■ **THE TASK**
Could you reproduce the lines in these records word for word?

___ RECORDS FOR THIS TASK ___

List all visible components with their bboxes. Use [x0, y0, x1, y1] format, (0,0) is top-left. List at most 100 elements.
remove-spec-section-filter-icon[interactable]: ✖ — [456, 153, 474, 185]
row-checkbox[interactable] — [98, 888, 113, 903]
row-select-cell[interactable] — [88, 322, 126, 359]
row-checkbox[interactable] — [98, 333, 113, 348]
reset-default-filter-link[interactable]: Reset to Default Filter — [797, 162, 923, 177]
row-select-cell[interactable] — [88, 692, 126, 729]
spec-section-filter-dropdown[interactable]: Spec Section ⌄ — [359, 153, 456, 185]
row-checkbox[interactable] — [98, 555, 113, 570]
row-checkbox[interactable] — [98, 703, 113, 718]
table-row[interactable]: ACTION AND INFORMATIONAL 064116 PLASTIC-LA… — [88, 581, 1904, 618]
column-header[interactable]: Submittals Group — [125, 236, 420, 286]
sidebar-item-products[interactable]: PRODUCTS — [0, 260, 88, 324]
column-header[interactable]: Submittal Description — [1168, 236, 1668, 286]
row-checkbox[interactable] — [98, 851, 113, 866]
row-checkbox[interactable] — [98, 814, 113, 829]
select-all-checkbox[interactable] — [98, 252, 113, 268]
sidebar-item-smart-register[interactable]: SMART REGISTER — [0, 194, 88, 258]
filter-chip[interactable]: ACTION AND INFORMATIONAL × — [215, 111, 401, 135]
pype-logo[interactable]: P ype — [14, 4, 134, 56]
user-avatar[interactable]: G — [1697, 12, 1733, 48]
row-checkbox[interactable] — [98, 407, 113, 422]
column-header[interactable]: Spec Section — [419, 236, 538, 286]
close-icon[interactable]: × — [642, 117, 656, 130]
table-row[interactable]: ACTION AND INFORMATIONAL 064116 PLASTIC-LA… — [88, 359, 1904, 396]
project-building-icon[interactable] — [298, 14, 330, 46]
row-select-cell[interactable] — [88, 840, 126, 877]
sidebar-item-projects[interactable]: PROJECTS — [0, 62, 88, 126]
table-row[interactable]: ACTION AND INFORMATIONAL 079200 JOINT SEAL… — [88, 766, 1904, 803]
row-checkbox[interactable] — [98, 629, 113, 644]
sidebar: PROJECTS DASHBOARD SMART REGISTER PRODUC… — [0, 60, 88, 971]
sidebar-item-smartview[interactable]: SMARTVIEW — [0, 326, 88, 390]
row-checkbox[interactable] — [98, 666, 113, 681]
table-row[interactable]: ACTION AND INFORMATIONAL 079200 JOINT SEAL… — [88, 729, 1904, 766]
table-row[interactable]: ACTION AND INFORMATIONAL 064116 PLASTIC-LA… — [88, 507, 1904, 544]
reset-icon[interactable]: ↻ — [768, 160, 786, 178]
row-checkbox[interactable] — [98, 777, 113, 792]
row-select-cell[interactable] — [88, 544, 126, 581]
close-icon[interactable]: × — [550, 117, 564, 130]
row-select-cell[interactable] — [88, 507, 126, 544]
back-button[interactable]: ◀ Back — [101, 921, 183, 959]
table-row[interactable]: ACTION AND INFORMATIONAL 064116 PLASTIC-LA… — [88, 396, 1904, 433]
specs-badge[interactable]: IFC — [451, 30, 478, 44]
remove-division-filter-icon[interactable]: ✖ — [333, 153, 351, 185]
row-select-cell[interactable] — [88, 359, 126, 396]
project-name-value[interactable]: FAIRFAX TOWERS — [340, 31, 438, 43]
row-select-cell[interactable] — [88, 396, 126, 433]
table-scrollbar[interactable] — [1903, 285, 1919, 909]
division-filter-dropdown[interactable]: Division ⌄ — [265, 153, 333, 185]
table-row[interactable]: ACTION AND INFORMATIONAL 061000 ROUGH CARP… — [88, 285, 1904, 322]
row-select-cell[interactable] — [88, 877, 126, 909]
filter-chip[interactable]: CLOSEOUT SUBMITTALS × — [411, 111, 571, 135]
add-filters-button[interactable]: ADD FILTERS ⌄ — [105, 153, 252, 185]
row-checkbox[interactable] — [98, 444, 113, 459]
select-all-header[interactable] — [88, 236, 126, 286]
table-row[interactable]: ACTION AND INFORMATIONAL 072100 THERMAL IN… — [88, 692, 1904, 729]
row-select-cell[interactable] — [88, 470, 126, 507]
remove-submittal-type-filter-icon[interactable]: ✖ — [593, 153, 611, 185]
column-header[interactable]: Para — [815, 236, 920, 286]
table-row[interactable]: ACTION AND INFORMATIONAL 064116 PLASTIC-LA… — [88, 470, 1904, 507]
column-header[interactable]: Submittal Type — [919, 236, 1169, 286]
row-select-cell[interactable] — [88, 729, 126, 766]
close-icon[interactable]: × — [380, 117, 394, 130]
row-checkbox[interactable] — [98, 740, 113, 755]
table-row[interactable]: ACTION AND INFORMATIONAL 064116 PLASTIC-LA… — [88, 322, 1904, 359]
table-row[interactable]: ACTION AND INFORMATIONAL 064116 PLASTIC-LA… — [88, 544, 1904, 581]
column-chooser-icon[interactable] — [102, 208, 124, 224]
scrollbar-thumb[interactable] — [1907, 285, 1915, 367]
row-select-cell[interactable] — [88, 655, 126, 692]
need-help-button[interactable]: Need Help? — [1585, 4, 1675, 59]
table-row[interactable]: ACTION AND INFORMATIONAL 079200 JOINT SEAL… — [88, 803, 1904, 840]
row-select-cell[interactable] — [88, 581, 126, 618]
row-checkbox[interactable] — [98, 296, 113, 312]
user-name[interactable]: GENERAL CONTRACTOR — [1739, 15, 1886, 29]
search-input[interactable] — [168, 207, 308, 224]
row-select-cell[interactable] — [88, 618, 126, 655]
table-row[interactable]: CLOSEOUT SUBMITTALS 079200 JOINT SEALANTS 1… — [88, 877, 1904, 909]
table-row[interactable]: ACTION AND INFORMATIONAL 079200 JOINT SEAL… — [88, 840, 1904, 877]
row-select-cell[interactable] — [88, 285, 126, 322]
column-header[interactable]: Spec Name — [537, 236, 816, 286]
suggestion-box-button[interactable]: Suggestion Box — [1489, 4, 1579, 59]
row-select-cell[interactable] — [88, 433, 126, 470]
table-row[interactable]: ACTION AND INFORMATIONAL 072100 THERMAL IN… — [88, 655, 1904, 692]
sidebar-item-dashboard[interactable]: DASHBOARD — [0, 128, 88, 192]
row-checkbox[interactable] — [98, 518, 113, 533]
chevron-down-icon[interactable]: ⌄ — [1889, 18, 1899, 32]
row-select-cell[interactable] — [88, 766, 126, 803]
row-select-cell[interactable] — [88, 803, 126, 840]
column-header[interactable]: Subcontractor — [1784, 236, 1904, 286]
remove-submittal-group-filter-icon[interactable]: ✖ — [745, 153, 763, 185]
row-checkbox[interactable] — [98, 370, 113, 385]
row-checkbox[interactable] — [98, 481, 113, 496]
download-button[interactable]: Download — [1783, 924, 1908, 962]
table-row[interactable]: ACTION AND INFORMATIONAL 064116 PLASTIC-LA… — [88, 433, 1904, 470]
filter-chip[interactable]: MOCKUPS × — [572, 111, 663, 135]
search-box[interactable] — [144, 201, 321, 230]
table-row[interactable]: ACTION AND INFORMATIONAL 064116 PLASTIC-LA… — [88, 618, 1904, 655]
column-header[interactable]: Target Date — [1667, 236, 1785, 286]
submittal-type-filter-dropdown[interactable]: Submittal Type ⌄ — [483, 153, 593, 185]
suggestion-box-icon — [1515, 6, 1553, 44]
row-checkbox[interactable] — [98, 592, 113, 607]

___

■ **TASK SOLUTION**
List all visible components with their bboxes. Use [x0, y0, x1, y1] format, (0,0) is top-left. List at most 100 elements.
remove-spec-section-filter-icon[interactable]: ✖ — [456, 153, 474, 185]
row-checkbox[interactable] — [98, 888, 113, 903]
row-select-cell[interactable] — [88, 322, 126, 359]
row-checkbox[interactable] — [98, 333, 113, 348]
reset-default-filter-link[interactable]: Reset to Default Filter — [797, 162, 923, 177]
row-select-cell[interactable] — [88, 692, 126, 729]
spec-section-filter-dropdown[interactable]: Spec Section ⌄ — [359, 153, 456, 185]
row-checkbox[interactable] — [98, 555, 113, 570]
row-checkbox[interactable] — [98, 703, 113, 718]
table-row[interactable]: ACTION AND INFORMATIONAL 064116 PLASTIC-LA… — [88, 581, 1904, 618]
column-header[interactable]: Submittals Group — [125, 236, 420, 286]
sidebar-item-products[interactable]: PRODUCTS — [0, 260, 88, 324]
column-header[interactable]: Submittal Description — [1168, 236, 1668, 286]
row-checkbox[interactable] — [98, 851, 113, 866]
row-checkbox[interactable] — [98, 814, 113, 829]
select-all-checkbox[interactable] — [98, 252, 113, 268]
sidebar-item-smart-register[interactable]: SMART REGISTER — [0, 194, 88, 258]
filter-chip[interactable]: ACTION AND INFORMATIONAL × — [215, 111, 401, 135]
pype-logo[interactable]: P ype — [14, 4, 134, 56]
user-avatar[interactable]: G — [1697, 12, 1733, 48]
row-checkbox[interactable] — [98, 407, 113, 422]
column-header[interactable]: Spec Section — [419, 236, 538, 286]
close-icon[interactable]: × — [642, 117, 656, 130]
table-row[interactable]: ACTION AND INFORMATIONAL 064116 PLASTIC-LA… — [88, 359, 1904, 396]
project-building-icon[interactable] — [298, 14, 330, 46]
row-select-cell[interactable] — [88, 840, 126, 877]
sidebar-item-projects[interactable]: PROJECTS — [0, 62, 88, 126]
table-row[interactable]: ACTION AND INFORMATIONAL 079200 JOINT SEAL… — [88, 766, 1904, 803]
row-checkbox[interactable] — [98, 629, 113, 644]
sidebar: PROJECTS DASHBOARD SMART REGISTER PRODUC… — [0, 60, 88, 971]
sidebar-item-smartview[interactable]: SMARTVIEW — [0, 326, 88, 390]
row-checkbox[interactable] — [98, 666, 113, 681]
table-row[interactable]: ACTION AND INFORMATIONAL 079200 JOINT SEAL… — [88, 729, 1904, 766]
table-row[interactable]: ACTION AND INFORMATIONAL 064116 PLASTIC-LA… — [88, 507, 1904, 544]
reset-icon[interactable]: ↻ — [768, 160, 786, 178]
row-checkbox[interactable] — [98, 777, 113, 792]
row-select-cell[interactable] — [88, 544, 126, 581]
close-icon[interactable]: × — [550, 117, 564, 130]
row-select-cell[interactable] — [88, 507, 126, 544]
back-button[interactable]: ◀ Back — [101, 921, 183, 959]
table-row[interactable]: ACTION AND INFORMATIONAL 064116 PLASTIC-LA… — [88, 396, 1904, 433]
specs-badge[interactable]: IFC — [451, 30, 478, 44]
remove-division-filter-icon[interactable]: ✖ — [333, 153, 351, 185]
row-select-cell[interactable] — [88, 359, 126, 396]
project-name-value[interactable]: FAIRFAX TOWERS — [340, 31, 438, 43]
row-select-cell[interactable] — [88, 396, 126, 433]
table-scrollbar[interactable] — [1903, 285, 1919, 909]
division-filter-dropdown[interactable]: Division ⌄ — [265, 153, 333, 185]
table-row[interactable]: ACTION AND INFORMATIONAL 061000 ROUGH CARP… — [88, 285, 1904, 322]
row-select-cell[interactable] — [88, 877, 126, 909]
filter-chip[interactable]: CLOSEOUT SUBMITTALS × — [411, 111, 571, 135]
add-filters-button[interactable]: ADD FILTERS ⌄ — [105, 153, 252, 185]
row-checkbox[interactable] — [98, 444, 113, 459]
select-all-header[interactable] — [88, 236, 126, 286]
table-row[interactable]: ACTION AND INFORMATIONAL 072100 THERMAL IN… — [88, 692, 1904, 729]
row-select-cell[interactable] — [88, 470, 126, 507]
remove-submittal-type-filter-icon[interactable]: ✖ — [593, 153, 611, 185]
column-header[interactable]: Para — [815, 236, 920, 286]
table-row[interactable]: ACTION AND INFORMATIONAL 064116 PLASTIC-LA… — [88, 470, 1904, 507]
column-header[interactable]: Submittal Type — [919, 236, 1169, 286]
row-select-cell[interactable] — [88, 729, 126, 766]
close-icon[interactable]: × — [380, 117, 394, 130]
row-checkbox[interactable] — [98, 740, 113, 755]
table-row[interactable]: ACTION AND INFORMATIONAL 064116 PLASTIC-LA… — [88, 322, 1904, 359]
table-row[interactable]: ACTION AND INFORMATIONAL 064116 PLASTIC-LA… — [88, 544, 1904, 581]
column-chooser-icon[interactable] — [102, 208, 124, 224]
scrollbar-thumb[interactable] — [1907, 285, 1915, 367]
row-select-cell[interactable] — [88, 655, 126, 692]
need-help-button[interactable]: Need Help? — [1585, 4, 1675, 59]
table-row[interactable]: ACTION AND INFORMATIONAL 079200 JOINT SEAL… — [88, 803, 1904, 840]
row-select-cell[interactable] — [88, 581, 126, 618]
row-checkbox[interactable] — [98, 296, 113, 312]
user-name[interactable]: GENERAL CONTRACTOR — [1739, 15, 1886, 29]
search-input[interactable] — [168, 207, 308, 224]
row-select-cell[interactable] — [88, 618, 126, 655]
table-row[interactable]: CLOSEOUT SUBMITTALS 079200 JOINT SEALANTS 1… — [88, 877, 1904, 909]
table-row[interactable]: ACTION AND INFORMATIONAL 079200 JOINT SEAL… — [88, 840, 1904, 877]
row-select-cell[interactable] — [88, 285, 126, 322]
column-header[interactable]: Spec Name — [537, 236, 816, 286]
suggestion-box-button[interactable]: Suggestion Box — [1489, 4, 1579, 59]
row-select-cell[interactable] — [88, 433, 126, 470]
table-row[interactable]: ACTION AND INFORMATIONAL 072100 THERMAL IN… — [88, 655, 1904, 692]
sidebar-item-dashboard[interactable]: DASHBOARD — [0, 128, 88, 192]
row-checkbox[interactable] — [98, 518, 113, 533]
chevron-down-icon[interactable]: ⌄ — [1889, 18, 1899, 32]
row-select-cell[interactable] — [88, 766, 126, 803]
row-select-cell[interactable] — [88, 803, 126, 840]
column-header[interactable]: Subcontractor — [1784, 236, 1904, 286]
remove-submittal-group-filter-icon[interactable]: ✖ — [745, 153, 763, 185]
row-checkbox[interactable] — [98, 370, 113, 385]
row-checkbox[interactable] — [98, 481, 113, 496]
download-button[interactable]: Download — [1783, 924, 1908, 962]
table-row[interactable]: ACTION AND INFORMATIONAL 064116 PLASTIC-LA… — [88, 433, 1904, 470]
filter-chip[interactable]: MOCKUPS × — [572, 111, 663, 135]
search-box[interactable] — [144, 201, 321, 230]
table-row[interactable]: ACTION AND INFORMATIONAL 064116 PLASTIC-LA… — [88, 618, 1904, 655]
column-header[interactable]: Target Date — [1667, 236, 1785, 286]
submittal-type-filter-dropdown[interactable]: Submittal Type ⌄ — [483, 153, 593, 185]
suggestion-box-icon — [1515, 6, 1553, 44]
row-checkbox[interactable] — [98, 592, 113, 607]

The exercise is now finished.